• TO DO
Copy out the items below with every "map-tile" swapped for "map-square" and nothing else changed. Leave out the pictures.

• LISTING
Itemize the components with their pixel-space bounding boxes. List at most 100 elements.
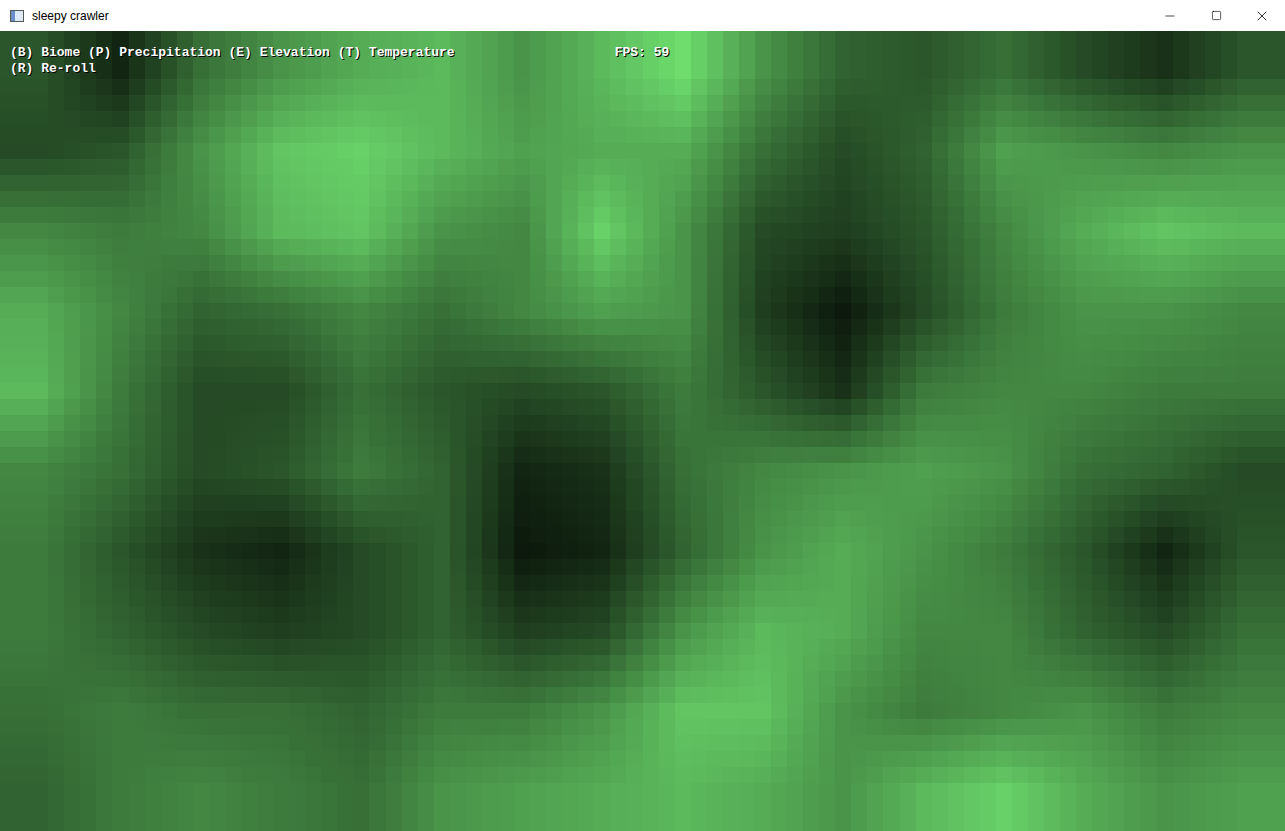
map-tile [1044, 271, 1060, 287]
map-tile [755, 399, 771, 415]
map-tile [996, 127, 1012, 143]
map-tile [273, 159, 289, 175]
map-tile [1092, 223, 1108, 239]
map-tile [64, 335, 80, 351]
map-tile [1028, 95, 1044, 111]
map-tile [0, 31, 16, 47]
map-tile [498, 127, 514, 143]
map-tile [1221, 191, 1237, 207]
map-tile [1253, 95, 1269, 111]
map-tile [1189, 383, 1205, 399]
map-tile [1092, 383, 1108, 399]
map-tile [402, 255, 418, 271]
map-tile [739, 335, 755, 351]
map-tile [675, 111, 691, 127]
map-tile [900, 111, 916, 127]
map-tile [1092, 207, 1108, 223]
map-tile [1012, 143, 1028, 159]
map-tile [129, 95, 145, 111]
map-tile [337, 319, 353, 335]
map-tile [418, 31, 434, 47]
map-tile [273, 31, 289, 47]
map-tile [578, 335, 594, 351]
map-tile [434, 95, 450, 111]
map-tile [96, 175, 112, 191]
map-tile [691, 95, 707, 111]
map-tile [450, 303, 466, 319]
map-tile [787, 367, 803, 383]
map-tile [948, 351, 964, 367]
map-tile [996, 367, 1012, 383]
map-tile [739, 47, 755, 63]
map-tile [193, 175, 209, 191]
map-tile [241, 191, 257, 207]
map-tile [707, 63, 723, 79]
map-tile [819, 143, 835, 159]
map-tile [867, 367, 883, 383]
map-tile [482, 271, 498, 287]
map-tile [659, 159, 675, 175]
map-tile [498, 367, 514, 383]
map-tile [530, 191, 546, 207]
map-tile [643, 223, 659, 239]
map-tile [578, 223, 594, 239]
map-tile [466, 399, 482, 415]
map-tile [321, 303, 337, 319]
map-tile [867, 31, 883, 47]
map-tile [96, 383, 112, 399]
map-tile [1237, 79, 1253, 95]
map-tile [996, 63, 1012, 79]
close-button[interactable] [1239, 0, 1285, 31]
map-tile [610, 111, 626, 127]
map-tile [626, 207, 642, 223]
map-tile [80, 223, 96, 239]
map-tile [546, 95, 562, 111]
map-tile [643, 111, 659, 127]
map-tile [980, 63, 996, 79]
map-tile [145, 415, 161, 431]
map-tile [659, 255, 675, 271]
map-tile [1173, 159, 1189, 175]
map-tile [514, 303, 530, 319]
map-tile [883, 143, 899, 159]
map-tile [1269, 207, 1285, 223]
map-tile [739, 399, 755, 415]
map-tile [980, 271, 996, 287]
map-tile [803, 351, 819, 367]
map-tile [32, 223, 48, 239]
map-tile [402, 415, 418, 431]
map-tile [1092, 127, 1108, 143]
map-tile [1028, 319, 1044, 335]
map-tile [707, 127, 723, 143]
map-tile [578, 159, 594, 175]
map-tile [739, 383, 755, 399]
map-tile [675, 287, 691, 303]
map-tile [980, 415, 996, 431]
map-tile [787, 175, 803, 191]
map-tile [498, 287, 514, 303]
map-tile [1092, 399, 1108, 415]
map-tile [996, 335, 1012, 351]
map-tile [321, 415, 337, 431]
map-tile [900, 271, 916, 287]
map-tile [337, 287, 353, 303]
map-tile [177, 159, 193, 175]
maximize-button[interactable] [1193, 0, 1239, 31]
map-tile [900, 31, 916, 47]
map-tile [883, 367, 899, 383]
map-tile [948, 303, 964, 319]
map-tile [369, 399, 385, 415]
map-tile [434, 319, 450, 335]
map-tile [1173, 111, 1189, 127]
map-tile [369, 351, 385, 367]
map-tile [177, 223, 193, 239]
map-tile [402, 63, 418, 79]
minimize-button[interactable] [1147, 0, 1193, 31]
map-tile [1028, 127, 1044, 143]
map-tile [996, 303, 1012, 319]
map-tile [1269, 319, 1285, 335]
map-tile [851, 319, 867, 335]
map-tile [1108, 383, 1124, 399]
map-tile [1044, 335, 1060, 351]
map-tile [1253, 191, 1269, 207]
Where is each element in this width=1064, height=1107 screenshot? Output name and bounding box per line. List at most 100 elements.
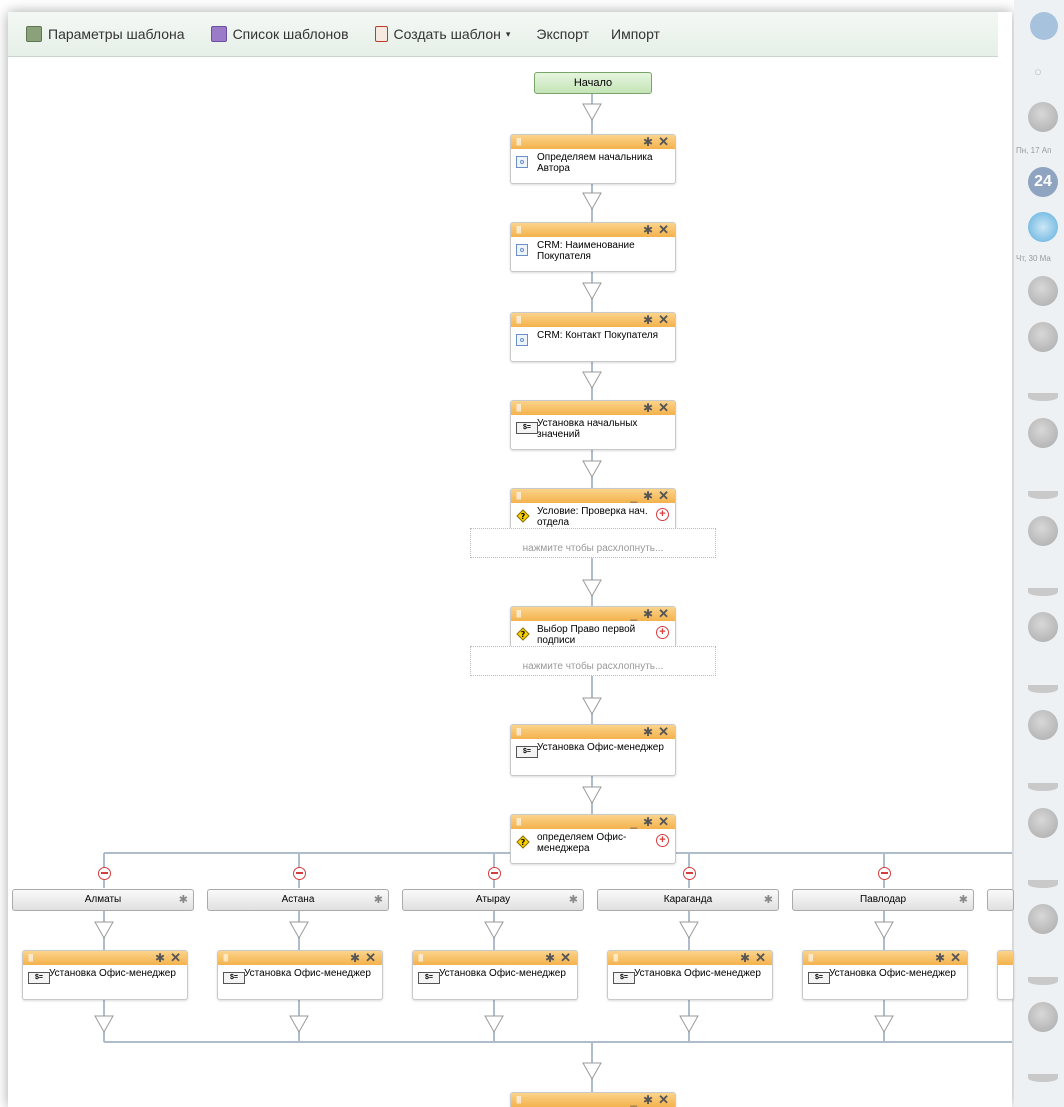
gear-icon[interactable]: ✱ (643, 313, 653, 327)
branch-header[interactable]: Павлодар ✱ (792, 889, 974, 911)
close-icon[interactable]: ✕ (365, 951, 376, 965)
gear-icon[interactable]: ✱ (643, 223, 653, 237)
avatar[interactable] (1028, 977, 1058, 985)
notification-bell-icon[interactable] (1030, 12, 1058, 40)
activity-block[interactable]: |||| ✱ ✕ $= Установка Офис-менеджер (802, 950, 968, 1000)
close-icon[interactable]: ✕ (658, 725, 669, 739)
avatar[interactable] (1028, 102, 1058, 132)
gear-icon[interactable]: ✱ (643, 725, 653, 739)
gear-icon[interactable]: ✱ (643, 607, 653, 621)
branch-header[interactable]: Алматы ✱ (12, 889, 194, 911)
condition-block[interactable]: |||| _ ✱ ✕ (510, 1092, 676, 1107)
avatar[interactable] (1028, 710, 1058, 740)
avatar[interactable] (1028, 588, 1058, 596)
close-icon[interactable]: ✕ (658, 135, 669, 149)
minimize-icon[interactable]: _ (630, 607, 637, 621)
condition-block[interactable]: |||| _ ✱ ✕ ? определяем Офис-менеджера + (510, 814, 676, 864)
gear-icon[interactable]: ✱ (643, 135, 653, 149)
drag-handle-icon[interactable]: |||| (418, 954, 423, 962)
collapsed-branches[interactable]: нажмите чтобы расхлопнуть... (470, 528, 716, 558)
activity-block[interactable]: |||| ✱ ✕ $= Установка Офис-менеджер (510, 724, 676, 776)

• CORRECT RESULT
Itemize the components with their pixel-space bounding boxes. List at most 100 elements.
map-square [1044, 271, 1060, 287]
map-square [755, 399, 771, 415]
map-square [996, 127, 1012, 143]
map-square [273, 159, 289, 175]
map-square [1092, 223, 1108, 239]
map-square [64, 335, 80, 351]
map-square [1028, 95, 1044, 111]
map-square [0, 31, 16, 47]
map-square [498, 127, 514, 143]
map-square [1221, 191, 1237, 207]
map-square [1253, 95, 1269, 111]
map-square [1189, 383, 1205, 399]
map-square [1092, 383, 1108, 399]
map-square [402, 255, 418, 271]
map-square [739, 335, 755, 351]
map-square [675, 111, 691, 127]
map-square [900, 111, 916, 127]
map-square [1092, 207, 1108, 223]
map-square [1012, 143, 1028, 159]
map-square [129, 95, 145, 111]
map-square [337, 319, 353, 335]
map-square [418, 31, 434, 47]
map-square [273, 31, 289, 47]
map-square [578, 335, 594, 351]
map-square [434, 95, 450, 111]
map-square [96, 175, 112, 191]
map-square [691, 95, 707, 111]
map-square [450, 303, 466, 319]
map-square [787, 367, 803, 383]
map-square [948, 351, 964, 367]
map-square [996, 367, 1012, 383]
map-square [739, 47, 755, 63]
map-square [193, 175, 209, 191]
map-square [241, 191, 257, 207]
map-square [707, 63, 723, 79]
map-square [819, 143, 835, 159]
map-square [867, 367, 883, 383]
map-square [482, 271, 498, 287]
map-square [659, 159, 675, 175]
map-square [498, 367, 514, 383]
map-square [530, 191, 546, 207]
map-square [643, 223, 659, 239]
map-square [578, 223, 594, 239]
map-square [466, 399, 482, 415]
map-square [321, 303, 337, 319]
map-square [867, 31, 883, 47]
map-square [96, 383, 112, 399]
map-square [1237, 79, 1253, 95]
map-square [996, 63, 1012, 79]
close-button[interactable] [1239, 0, 1285, 31]
map-square [610, 111, 626, 127]
map-square [626, 207, 642, 223]
map-square [80, 223, 96, 239]
map-square [546, 95, 562, 111]
map-square [643, 111, 659, 127]
map-square [980, 63, 996, 79]
map-square [145, 415, 161, 431]
map-square [659, 255, 675, 271]
map-square [1173, 159, 1189, 175]
map-square [514, 303, 530, 319]
map-square [883, 143, 899, 159]
map-square [1269, 207, 1285, 223]
map-square [739, 399, 755, 415]
map-square [980, 271, 996, 287]
map-square [803, 351, 819, 367]
map-square [32, 223, 48, 239]
map-square [402, 415, 418, 431]
map-square [1092, 127, 1108, 143]
map-square [1028, 319, 1044, 335]
map-square [707, 127, 723, 143]
map-square [578, 159, 594, 175]
map-square [739, 383, 755, 399]
map-square [675, 287, 691, 303]
map-square [980, 415, 996, 431]
map-square [787, 175, 803, 191]
map-square [498, 287, 514, 303]
map-square [1092, 399, 1108, 415]
map-square [996, 335, 1012, 351]
map-square [321, 415, 337, 431]
map-square [900, 271, 916, 287]
map-square [337, 287, 353, 303]
map-square [177, 159, 193, 175]
maximize-button[interactable] [1193, 0, 1239, 31]
map-square [900, 31, 916, 47]
map-square [883, 367, 899, 383]
map-square [948, 303, 964, 319]
map-square [369, 399, 385, 415]
map-square [434, 319, 450, 335]
map-square [1173, 111, 1189, 127]
map-square [369, 351, 385, 367]
map-square [177, 223, 193, 239]
map-square [402, 63, 418, 79]
minimize-button[interactable] [1147, 0, 1193, 31]
map-square [1028, 127, 1044, 143]
map-square [996, 303, 1012, 319]
map-square [1269, 319, 1285, 335]
map-square [851, 319, 867, 335]
map-square [1108, 383, 1124, 399]
map-square [1044, 335, 1060, 351]
map-square [1253, 191, 1269, 207]
Where is each element in this width=1064, height=1107 screenshot? Output name and bounding box per line. List at most 100 elements.
gear-icon[interactable]: ✱ (643, 313, 653, 327)
branch-header[interactable]: Павлодар ✱ (792, 889, 974, 911)
close-icon[interactable]: ✕ (365, 951, 376, 965)
gear-icon[interactable]: ✱ (643, 223, 653, 237)
avatar[interactable] (1028, 977, 1058, 985)
notification-bell-icon[interactable] (1030, 12, 1058, 40)
activity-block[interactable]: |||| ✱ ✕ $= Установка Офис-менеджер (802, 950, 968, 1000)
close-icon[interactable]: ✕ (658, 725, 669, 739)
avatar[interactable] (1028, 102, 1058, 132)
gear-icon[interactable]: ✱ (643, 725, 653, 739)
gear-icon[interactable]: ✱ (643, 607, 653, 621)
branch-header[interactable]: Алматы ✱ (12, 889, 194, 911)
condition-block[interactable]: |||| _ ✱ ✕ (510, 1092, 676, 1107)
avatar[interactable] (1028, 710, 1058, 740)
avatar[interactable] (1028, 588, 1058, 596)
close-icon[interactable]: ✕ (658, 135, 669, 149)
minimize-icon[interactable]: _ (630, 607, 637, 621)
condition-block[interactable]: |||| _ ✱ ✕ ? определяем Офис-менеджера + (510, 814, 676, 864)
gear-icon[interactable]: ✱ (643, 135, 653, 149)
drag-handle-icon[interactable]: |||| (418, 954, 423, 962)
collapsed-branches[interactable]: нажмите чтобы расхлопнуть... (470, 528, 716, 558)
activity-block[interactable]: |||| ✱ ✕ $= Установка Офис-менеджер (510, 724, 676, 776)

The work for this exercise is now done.